TASK TO COMPLETE>
Seek out every line containing the word "text", and copy each.

═══ GIVEN DATA

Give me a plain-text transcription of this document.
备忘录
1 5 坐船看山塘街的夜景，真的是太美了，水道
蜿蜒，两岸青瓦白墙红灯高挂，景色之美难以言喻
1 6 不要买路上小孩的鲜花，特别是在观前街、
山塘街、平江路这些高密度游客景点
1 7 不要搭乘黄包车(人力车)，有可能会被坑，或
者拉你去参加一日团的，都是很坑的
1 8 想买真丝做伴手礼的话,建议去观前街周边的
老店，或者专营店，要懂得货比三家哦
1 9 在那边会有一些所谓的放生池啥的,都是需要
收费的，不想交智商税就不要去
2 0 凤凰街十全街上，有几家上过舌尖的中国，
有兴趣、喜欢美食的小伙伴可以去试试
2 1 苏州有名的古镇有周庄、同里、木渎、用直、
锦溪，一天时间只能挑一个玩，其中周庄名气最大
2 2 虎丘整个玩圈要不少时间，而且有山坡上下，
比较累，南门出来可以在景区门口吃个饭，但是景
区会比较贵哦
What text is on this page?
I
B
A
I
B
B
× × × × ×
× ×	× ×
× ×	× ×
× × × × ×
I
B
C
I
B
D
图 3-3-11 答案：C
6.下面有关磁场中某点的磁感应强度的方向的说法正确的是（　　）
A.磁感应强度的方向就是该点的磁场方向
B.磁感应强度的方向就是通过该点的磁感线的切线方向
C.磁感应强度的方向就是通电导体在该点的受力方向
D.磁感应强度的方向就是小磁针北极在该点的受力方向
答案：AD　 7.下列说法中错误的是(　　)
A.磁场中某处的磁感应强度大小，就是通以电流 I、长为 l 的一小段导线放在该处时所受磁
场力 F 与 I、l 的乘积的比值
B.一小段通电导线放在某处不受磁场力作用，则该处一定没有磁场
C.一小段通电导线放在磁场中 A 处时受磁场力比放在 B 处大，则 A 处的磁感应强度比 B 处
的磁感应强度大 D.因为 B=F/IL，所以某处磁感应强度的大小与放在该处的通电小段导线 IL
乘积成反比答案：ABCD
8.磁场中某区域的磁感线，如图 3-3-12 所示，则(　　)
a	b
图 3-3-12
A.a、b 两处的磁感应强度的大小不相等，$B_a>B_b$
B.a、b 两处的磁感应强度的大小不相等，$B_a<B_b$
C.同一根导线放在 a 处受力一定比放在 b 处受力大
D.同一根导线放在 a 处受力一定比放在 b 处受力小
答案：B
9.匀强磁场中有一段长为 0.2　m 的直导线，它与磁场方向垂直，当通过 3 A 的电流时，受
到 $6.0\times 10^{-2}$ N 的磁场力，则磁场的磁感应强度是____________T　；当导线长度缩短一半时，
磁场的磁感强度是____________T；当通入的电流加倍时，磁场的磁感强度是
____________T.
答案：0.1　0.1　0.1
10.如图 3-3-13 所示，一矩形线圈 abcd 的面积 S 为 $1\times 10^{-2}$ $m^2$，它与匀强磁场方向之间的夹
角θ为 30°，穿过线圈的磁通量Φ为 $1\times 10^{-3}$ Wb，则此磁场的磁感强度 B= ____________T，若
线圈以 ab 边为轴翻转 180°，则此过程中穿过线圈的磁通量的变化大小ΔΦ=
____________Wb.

══════

FULL RESPONSE>
Give me a plain-text transcription of this document.
What text is on this page?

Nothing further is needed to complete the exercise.